↓↓↓
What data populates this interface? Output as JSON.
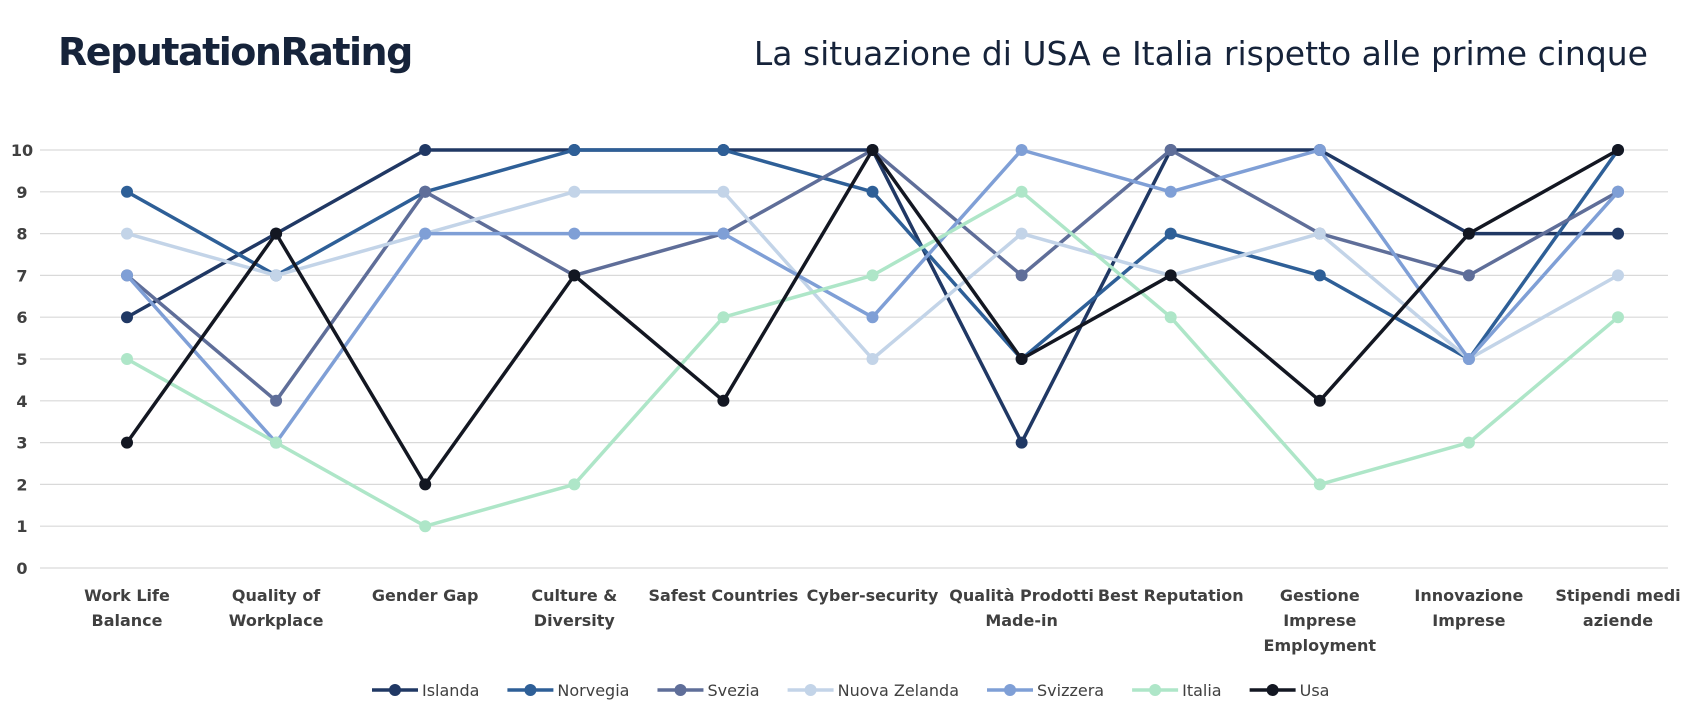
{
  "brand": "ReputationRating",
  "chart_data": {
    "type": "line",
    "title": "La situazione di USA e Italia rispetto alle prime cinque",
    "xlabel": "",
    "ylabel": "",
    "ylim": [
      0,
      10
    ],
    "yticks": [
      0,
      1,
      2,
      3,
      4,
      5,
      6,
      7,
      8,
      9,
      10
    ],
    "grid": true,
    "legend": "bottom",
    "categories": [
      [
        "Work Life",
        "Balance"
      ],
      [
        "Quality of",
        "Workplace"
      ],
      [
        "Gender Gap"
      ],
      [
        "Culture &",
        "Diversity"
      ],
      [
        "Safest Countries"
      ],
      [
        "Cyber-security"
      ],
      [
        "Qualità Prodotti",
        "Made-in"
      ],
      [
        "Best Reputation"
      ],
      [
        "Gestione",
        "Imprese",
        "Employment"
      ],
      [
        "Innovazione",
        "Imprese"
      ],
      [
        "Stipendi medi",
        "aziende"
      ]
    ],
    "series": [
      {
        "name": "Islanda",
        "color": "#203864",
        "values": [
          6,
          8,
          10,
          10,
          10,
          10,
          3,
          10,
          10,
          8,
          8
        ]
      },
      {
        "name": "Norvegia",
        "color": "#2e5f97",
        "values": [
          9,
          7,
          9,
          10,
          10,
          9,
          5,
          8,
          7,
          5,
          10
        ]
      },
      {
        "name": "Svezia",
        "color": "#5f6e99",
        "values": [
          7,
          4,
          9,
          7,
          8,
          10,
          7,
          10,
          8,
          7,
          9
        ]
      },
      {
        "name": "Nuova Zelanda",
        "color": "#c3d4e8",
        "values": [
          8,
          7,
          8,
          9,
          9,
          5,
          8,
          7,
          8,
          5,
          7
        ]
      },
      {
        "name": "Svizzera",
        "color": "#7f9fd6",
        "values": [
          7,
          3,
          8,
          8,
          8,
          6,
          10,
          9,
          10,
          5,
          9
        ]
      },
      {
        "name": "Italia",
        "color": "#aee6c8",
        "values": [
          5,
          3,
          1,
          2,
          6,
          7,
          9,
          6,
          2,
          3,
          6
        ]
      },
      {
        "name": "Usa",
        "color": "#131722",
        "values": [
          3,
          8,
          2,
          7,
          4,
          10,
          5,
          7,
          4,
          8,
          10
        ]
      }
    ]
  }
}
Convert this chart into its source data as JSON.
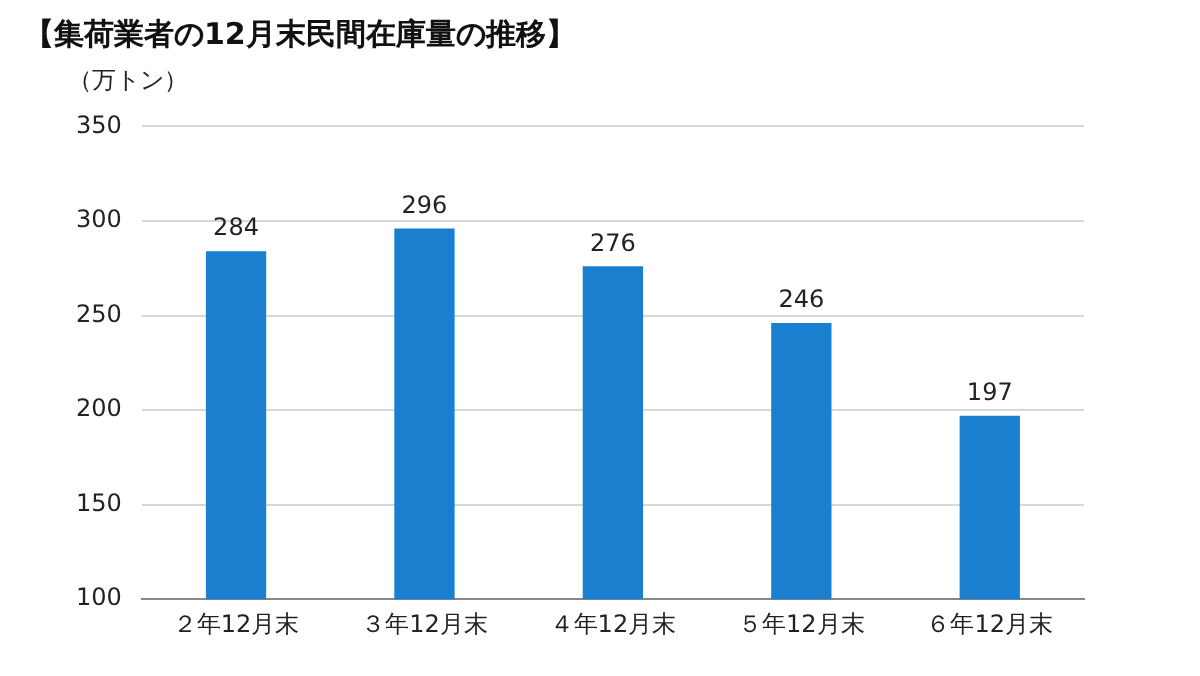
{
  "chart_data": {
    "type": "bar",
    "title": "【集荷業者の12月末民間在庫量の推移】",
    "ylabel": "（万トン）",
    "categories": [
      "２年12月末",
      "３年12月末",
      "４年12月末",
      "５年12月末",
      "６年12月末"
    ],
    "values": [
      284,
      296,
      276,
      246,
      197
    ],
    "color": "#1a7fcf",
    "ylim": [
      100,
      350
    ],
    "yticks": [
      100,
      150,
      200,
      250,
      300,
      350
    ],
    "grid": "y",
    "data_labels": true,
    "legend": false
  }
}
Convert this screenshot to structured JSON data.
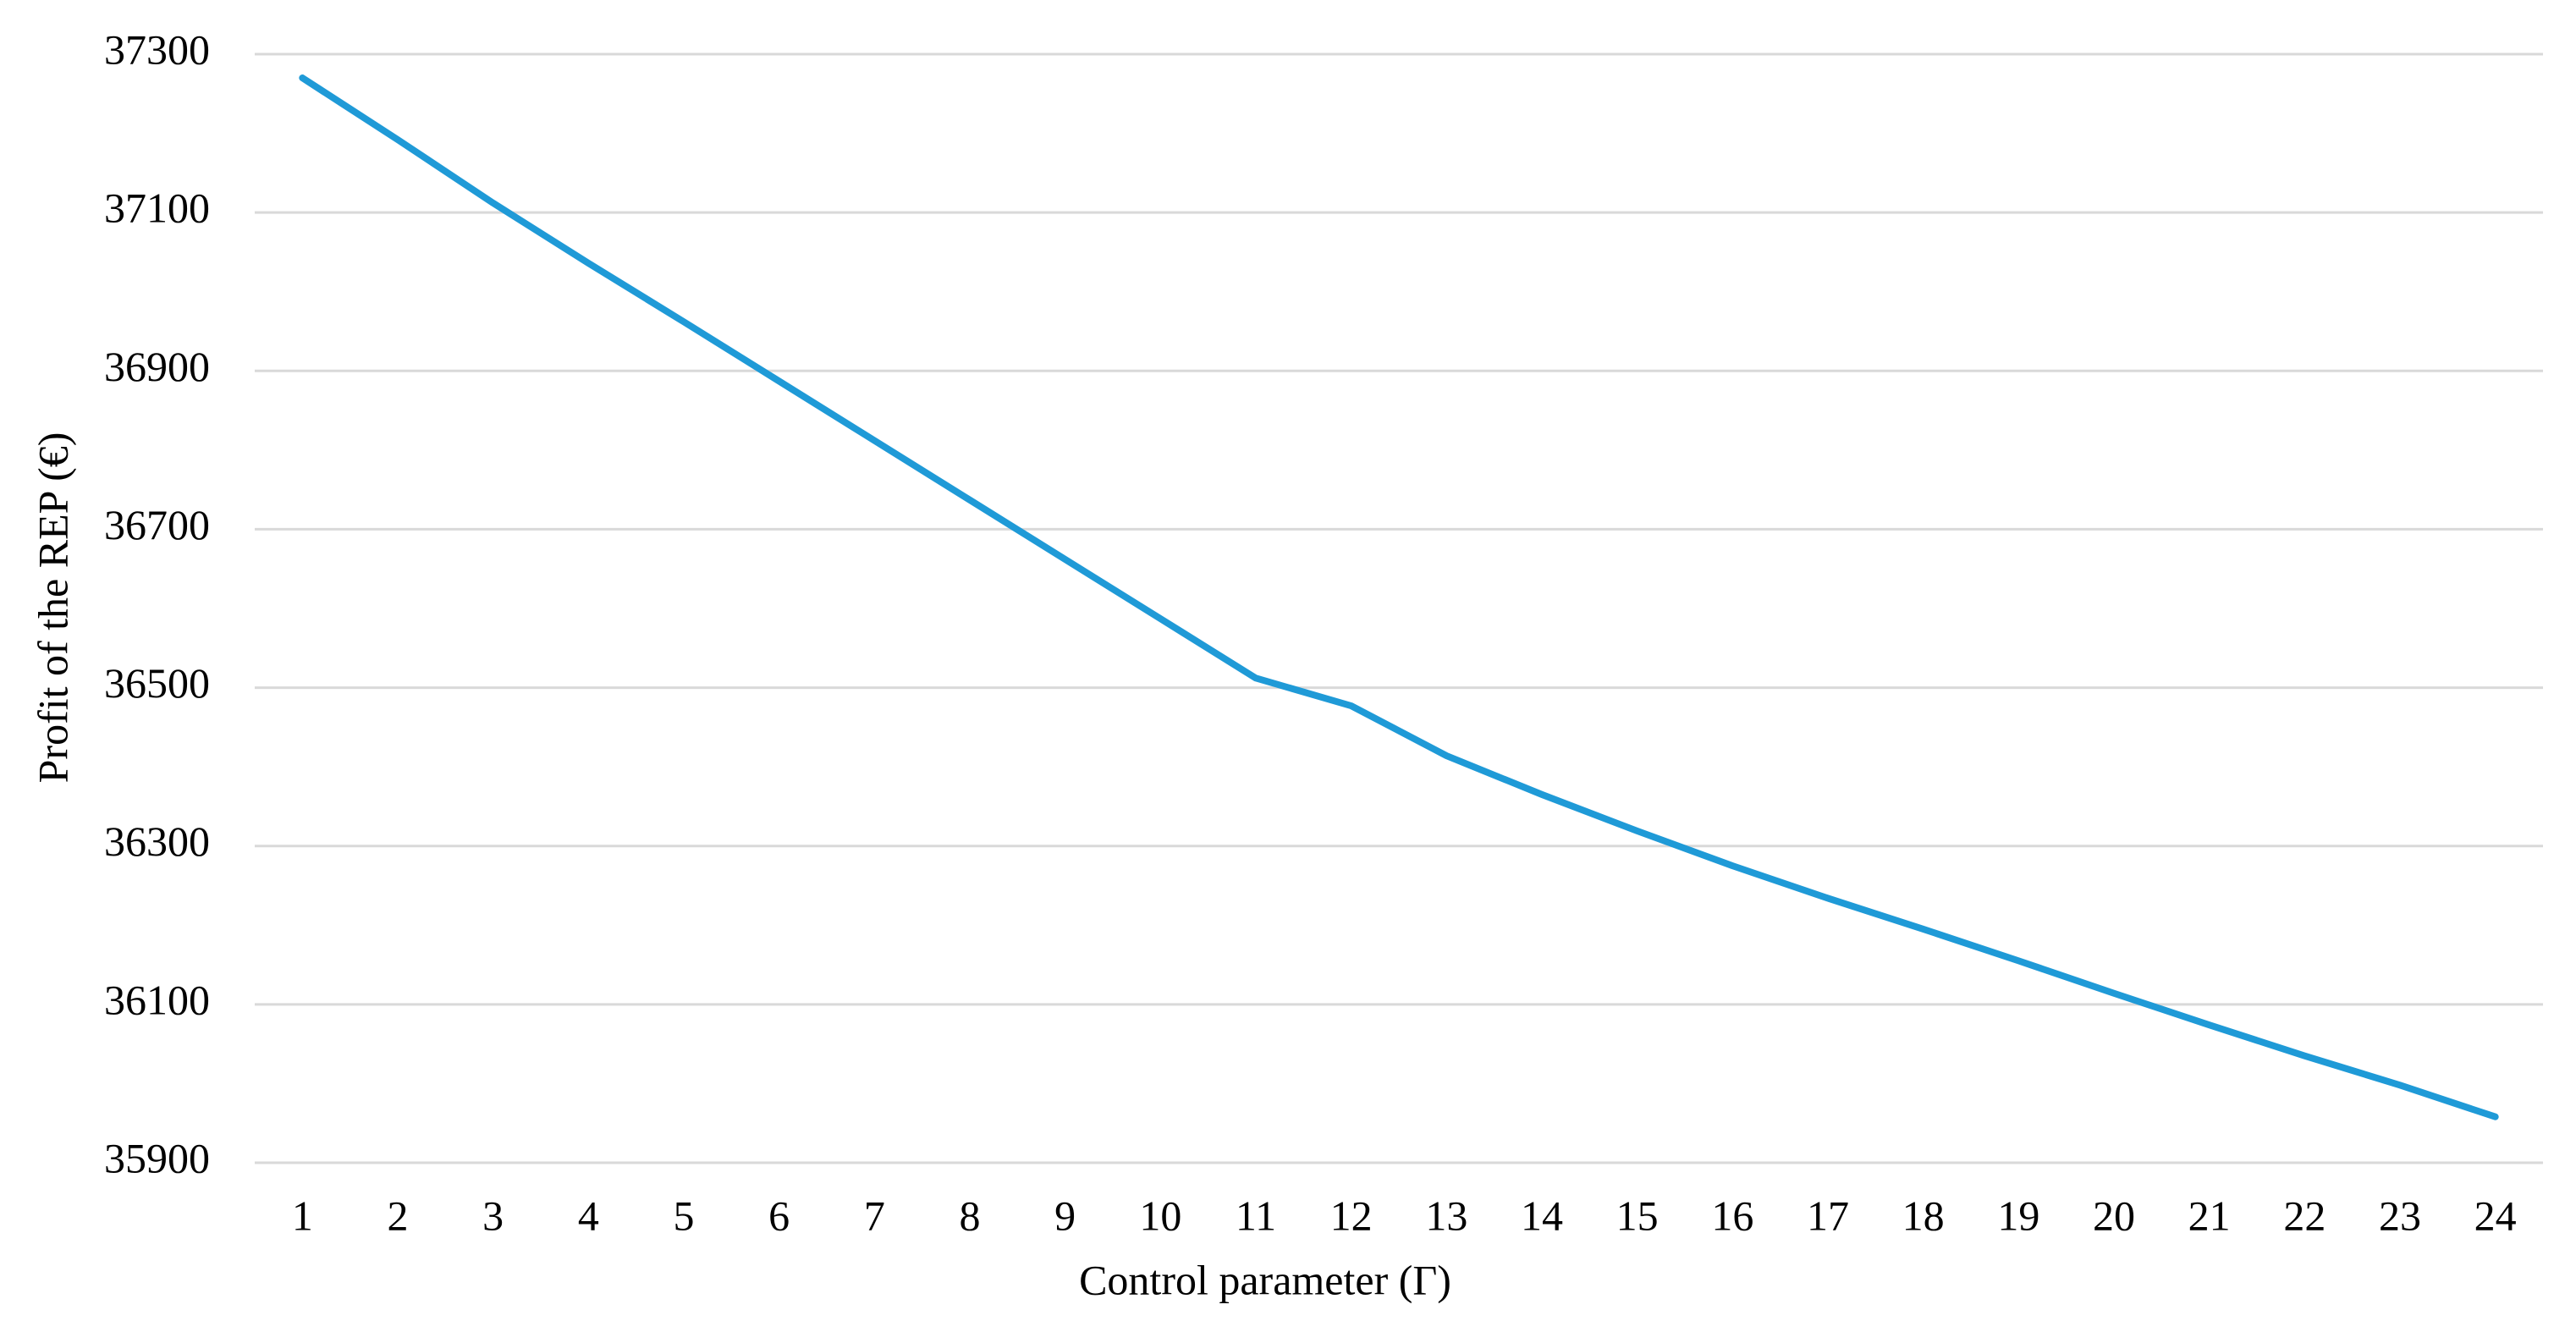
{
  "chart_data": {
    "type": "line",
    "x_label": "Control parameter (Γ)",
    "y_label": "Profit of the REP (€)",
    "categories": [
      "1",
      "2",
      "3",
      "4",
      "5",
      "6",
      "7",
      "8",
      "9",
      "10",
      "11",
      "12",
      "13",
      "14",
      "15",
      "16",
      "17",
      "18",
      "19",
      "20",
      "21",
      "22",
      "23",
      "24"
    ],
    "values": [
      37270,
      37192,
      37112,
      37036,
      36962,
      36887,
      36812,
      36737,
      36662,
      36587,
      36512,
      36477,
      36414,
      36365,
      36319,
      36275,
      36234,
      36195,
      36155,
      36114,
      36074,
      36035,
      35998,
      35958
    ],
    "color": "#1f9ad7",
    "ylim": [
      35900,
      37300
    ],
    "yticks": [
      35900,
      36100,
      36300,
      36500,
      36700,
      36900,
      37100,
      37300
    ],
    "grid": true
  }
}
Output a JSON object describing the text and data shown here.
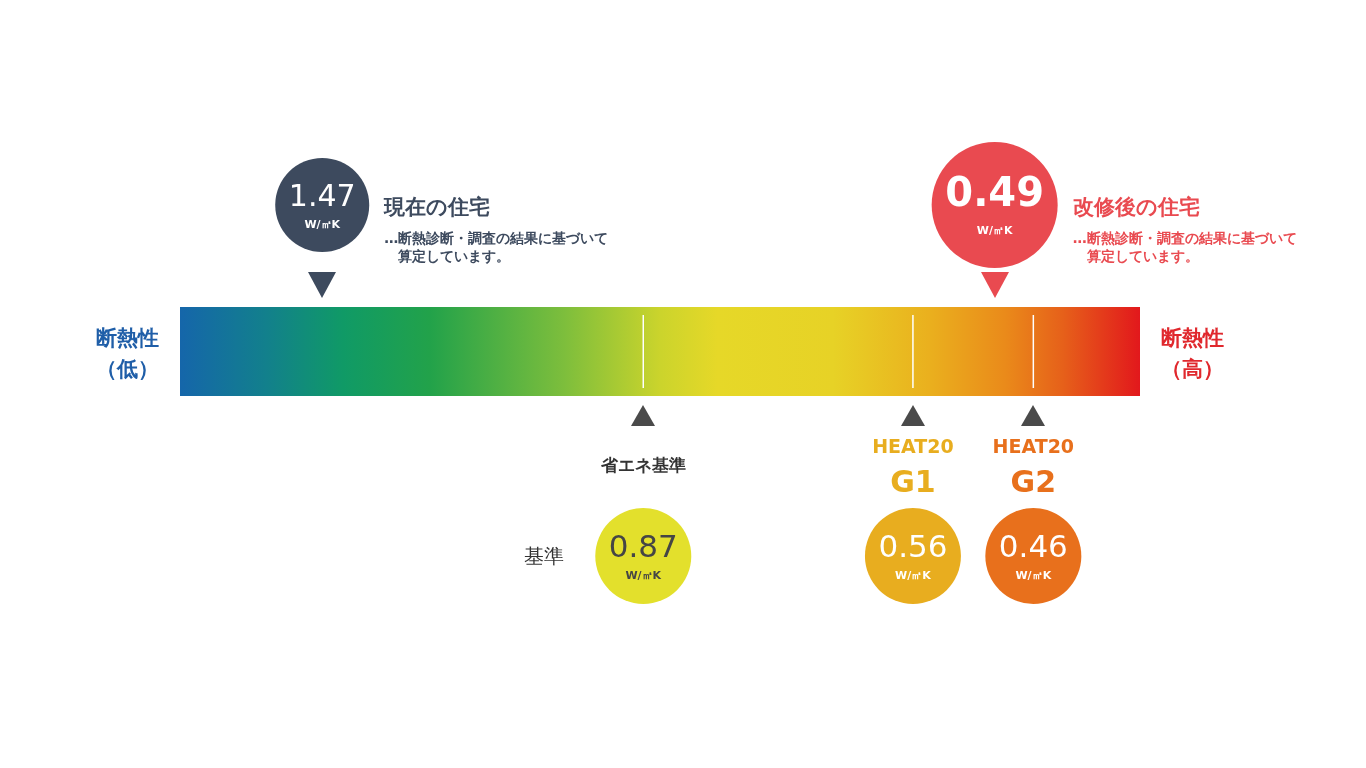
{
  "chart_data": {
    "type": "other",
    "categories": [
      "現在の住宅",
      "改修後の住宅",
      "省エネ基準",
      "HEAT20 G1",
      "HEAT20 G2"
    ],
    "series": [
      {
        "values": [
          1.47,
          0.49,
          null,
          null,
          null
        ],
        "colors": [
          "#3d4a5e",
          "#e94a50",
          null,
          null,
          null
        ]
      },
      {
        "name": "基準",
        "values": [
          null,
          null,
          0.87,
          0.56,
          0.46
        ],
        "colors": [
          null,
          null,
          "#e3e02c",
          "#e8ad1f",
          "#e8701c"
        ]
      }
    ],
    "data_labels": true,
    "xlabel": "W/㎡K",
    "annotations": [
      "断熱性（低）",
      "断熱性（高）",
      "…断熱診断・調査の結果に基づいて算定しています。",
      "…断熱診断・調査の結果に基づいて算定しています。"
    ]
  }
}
↑↑↑
▶ [The problem]:
Everything from the line containing "Output a JSON" to the last line of the listing above must be reproduced exactly, with no pictures included.

▶ [Expected answer]:
Output a JSON object describing the text and data shown here.
{
  "chart_data": {
    "type": "other",
    "categories": [
      "現在の住宅",
      "改修後の住宅",
      "省エネ基準",
      "HEAT20 G1",
      "HEAT20 G2"
    ],
    "series": [
      {
        "values": [
          1.47,
          0.49,
          null,
          null,
          null
        ],
        "colors": [
          "#3d4a5e",
          "#e94a50",
          null,
          null,
          null
        ]
      },
      {
        "name": "基準",
        "values": [
          null,
          null,
          0.87,
          0.56,
          0.46
        ],
        "colors": [
          null,
          null,
          "#e3e02c",
          "#e8ad1f",
          "#e8701c"
        ]
      }
    ],
    "data_labels": true,
    "xlabel": "W/㎡K",
    "annotations": [
      "断熱性（低）",
      "断熱性（高）",
      "…断熱診断・調査の結果に基づいて算定しています。",
      "…断熱診断・調査の結果に基づいて算定しています。"
    ]
  }
}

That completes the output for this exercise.